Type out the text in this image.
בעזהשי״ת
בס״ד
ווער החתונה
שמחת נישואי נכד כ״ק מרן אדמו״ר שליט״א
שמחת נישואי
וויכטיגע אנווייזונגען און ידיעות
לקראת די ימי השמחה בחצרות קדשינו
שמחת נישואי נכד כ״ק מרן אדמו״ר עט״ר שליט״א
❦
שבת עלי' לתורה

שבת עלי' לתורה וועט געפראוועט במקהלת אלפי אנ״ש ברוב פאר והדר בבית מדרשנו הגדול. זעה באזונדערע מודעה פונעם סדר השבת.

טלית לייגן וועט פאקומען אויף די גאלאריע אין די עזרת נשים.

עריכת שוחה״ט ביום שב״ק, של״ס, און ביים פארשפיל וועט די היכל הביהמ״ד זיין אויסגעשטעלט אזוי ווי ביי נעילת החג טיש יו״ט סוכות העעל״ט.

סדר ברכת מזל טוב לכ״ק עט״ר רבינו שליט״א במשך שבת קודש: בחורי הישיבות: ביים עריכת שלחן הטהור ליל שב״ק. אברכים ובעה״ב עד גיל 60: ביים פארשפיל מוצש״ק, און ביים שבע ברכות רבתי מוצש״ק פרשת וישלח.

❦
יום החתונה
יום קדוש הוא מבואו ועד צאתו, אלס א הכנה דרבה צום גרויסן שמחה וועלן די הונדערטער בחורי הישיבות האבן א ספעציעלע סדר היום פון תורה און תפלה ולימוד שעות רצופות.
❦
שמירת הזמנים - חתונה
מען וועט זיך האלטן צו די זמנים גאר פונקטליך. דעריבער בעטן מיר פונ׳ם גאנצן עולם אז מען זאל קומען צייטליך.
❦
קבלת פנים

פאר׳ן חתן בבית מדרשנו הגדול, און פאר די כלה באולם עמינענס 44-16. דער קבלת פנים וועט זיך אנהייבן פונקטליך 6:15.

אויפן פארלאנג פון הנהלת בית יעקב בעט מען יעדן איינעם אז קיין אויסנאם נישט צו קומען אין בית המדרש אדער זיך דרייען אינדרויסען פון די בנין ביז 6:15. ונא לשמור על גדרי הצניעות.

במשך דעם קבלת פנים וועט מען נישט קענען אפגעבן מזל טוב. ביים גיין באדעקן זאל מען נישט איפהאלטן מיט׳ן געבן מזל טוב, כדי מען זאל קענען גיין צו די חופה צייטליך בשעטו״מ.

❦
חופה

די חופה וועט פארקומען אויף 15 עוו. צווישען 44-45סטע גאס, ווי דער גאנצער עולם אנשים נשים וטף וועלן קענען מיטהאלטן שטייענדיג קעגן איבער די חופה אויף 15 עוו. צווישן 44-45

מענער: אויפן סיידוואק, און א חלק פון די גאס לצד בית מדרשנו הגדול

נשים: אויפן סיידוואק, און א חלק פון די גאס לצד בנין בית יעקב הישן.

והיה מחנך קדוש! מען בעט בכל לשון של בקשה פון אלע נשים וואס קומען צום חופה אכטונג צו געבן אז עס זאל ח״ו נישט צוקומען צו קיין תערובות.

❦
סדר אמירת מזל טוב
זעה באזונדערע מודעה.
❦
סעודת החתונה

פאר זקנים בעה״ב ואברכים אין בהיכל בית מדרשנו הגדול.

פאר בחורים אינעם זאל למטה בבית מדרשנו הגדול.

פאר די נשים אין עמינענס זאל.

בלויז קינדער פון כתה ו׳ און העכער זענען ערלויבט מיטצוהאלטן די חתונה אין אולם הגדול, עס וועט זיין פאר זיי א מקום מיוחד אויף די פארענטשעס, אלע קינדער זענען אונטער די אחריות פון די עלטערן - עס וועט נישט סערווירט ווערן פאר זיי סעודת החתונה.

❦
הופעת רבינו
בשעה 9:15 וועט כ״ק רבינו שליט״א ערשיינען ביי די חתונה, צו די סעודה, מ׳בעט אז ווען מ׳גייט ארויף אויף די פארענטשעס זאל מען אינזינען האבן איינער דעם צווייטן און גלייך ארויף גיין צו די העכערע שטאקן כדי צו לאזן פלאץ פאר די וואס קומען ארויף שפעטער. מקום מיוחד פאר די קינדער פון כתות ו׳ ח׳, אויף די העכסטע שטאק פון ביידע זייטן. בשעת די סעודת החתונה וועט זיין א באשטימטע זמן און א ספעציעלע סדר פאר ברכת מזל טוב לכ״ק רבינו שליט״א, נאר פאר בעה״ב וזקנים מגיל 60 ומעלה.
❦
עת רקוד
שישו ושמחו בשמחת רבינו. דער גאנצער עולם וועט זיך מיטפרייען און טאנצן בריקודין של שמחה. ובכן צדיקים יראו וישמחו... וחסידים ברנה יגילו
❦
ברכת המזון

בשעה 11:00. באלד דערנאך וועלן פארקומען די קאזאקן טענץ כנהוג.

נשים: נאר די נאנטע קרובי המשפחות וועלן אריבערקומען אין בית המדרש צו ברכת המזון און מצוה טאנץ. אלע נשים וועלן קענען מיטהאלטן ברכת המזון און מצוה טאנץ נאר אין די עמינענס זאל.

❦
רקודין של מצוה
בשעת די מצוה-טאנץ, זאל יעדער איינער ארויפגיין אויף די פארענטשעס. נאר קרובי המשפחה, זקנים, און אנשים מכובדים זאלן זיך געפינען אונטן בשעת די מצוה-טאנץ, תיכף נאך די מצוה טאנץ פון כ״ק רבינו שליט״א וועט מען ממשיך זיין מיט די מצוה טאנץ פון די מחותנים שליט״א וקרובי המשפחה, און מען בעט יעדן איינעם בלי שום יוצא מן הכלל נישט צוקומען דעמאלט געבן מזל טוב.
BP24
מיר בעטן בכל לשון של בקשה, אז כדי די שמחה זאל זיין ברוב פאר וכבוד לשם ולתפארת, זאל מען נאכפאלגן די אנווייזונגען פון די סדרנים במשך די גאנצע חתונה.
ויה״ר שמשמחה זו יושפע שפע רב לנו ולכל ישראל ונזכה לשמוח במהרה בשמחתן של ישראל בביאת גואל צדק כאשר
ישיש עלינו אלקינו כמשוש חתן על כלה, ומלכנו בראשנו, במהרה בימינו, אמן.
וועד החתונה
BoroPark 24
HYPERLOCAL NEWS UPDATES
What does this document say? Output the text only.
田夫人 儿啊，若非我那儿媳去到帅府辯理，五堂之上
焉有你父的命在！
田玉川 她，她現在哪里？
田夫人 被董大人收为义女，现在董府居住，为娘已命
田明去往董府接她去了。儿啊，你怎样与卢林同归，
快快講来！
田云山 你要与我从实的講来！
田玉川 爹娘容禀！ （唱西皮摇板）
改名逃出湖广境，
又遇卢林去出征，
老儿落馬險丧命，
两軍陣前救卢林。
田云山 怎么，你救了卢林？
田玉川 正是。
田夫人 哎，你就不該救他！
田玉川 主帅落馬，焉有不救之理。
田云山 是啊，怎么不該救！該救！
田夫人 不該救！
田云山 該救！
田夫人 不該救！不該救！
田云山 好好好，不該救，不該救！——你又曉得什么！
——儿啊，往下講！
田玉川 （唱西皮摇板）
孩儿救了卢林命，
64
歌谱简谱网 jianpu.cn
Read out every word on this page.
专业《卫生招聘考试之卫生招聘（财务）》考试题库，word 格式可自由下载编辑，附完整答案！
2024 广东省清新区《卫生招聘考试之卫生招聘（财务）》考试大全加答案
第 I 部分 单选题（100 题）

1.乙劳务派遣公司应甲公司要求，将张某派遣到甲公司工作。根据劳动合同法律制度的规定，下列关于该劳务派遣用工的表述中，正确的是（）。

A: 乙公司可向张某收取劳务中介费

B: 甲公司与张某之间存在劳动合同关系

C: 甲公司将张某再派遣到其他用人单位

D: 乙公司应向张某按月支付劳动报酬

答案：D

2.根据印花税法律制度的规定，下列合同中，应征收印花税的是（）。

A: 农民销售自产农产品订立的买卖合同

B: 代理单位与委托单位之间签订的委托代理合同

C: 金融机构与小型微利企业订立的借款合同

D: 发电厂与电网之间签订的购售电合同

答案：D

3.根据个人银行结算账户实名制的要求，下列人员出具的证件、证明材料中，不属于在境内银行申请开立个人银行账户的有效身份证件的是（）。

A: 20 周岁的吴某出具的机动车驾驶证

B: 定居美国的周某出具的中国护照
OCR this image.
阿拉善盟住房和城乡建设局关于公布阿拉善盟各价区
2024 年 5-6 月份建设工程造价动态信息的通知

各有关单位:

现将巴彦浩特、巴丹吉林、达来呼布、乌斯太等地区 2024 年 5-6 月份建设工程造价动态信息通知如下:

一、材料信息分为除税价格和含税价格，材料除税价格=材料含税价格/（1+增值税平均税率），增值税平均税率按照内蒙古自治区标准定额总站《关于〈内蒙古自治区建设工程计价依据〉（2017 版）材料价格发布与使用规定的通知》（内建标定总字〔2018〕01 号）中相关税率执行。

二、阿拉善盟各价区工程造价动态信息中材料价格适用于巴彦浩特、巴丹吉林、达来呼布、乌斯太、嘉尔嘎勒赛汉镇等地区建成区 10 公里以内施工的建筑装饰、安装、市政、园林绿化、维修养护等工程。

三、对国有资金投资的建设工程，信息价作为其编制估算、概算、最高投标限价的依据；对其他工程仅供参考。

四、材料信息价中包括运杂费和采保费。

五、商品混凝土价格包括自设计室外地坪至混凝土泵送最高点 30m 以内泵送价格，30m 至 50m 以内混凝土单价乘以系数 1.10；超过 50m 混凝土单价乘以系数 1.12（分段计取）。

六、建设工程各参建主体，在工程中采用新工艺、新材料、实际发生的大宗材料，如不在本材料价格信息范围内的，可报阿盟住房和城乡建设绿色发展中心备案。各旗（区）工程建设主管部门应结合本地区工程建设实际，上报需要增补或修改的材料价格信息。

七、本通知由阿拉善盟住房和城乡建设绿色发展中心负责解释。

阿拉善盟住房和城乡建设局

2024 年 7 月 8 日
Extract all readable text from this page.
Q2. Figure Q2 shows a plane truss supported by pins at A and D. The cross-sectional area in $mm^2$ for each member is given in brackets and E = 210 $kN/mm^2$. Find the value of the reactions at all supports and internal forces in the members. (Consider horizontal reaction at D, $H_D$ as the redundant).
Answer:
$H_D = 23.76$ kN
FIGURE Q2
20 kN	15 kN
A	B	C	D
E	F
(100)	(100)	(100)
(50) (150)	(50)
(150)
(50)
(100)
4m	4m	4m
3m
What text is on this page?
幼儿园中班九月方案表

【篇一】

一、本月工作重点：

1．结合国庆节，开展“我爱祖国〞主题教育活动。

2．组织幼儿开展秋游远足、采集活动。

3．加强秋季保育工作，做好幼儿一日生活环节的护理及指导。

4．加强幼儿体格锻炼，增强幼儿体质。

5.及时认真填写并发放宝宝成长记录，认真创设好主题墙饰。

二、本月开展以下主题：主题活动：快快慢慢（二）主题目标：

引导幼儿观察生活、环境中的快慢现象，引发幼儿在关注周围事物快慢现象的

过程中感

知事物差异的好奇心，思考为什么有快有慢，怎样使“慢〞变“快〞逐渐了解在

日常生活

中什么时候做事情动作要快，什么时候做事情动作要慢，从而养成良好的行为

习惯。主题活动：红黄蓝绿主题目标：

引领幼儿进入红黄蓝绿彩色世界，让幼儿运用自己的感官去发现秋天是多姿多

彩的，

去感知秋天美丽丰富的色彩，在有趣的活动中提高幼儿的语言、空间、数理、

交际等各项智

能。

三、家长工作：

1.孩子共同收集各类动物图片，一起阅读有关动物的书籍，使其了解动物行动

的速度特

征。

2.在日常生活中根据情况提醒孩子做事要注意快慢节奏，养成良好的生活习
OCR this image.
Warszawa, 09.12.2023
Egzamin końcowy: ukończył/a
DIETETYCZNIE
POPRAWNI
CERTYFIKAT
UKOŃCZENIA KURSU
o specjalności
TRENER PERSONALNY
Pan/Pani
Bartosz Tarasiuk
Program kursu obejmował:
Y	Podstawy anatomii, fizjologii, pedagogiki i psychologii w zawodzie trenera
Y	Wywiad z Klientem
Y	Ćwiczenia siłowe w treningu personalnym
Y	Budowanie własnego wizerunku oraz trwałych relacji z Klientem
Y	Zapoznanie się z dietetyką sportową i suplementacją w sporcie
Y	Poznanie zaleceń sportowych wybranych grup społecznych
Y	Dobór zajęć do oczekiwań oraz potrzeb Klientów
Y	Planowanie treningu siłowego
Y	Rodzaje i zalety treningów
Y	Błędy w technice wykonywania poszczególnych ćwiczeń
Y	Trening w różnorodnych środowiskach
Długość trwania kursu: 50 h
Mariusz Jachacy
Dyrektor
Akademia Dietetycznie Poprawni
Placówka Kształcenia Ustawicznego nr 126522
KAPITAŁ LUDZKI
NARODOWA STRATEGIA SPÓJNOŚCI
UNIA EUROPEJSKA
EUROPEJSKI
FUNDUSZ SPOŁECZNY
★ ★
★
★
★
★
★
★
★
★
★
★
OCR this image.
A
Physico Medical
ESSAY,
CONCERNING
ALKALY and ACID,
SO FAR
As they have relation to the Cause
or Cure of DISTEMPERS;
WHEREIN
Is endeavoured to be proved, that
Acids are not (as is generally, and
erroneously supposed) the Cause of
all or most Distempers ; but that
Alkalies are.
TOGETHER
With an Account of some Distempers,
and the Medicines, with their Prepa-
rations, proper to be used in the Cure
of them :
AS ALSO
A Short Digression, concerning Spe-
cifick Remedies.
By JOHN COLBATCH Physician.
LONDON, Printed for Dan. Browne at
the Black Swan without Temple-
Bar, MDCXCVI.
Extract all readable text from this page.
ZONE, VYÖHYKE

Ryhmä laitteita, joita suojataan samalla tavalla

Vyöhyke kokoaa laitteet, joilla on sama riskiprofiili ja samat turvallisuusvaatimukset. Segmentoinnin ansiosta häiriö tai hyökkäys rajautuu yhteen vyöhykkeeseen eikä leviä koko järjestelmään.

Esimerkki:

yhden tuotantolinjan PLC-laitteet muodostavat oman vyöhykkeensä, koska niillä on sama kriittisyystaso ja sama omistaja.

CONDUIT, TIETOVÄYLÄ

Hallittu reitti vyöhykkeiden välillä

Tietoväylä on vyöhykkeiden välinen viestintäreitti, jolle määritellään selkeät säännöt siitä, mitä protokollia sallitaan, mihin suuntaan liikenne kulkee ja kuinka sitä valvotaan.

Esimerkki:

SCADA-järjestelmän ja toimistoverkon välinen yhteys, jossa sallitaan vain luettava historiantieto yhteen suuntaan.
________________
What you will do: Which lines contain "נישואי"? Copy each of them out.

Completed exercise:
שמחת נישואי נכד כ״ק מרן אדמו״ר שליט״א
שמחת נישואי
שמחת נישואי נכד כ״ק מרן אדמו״ר עט״ר שליט״א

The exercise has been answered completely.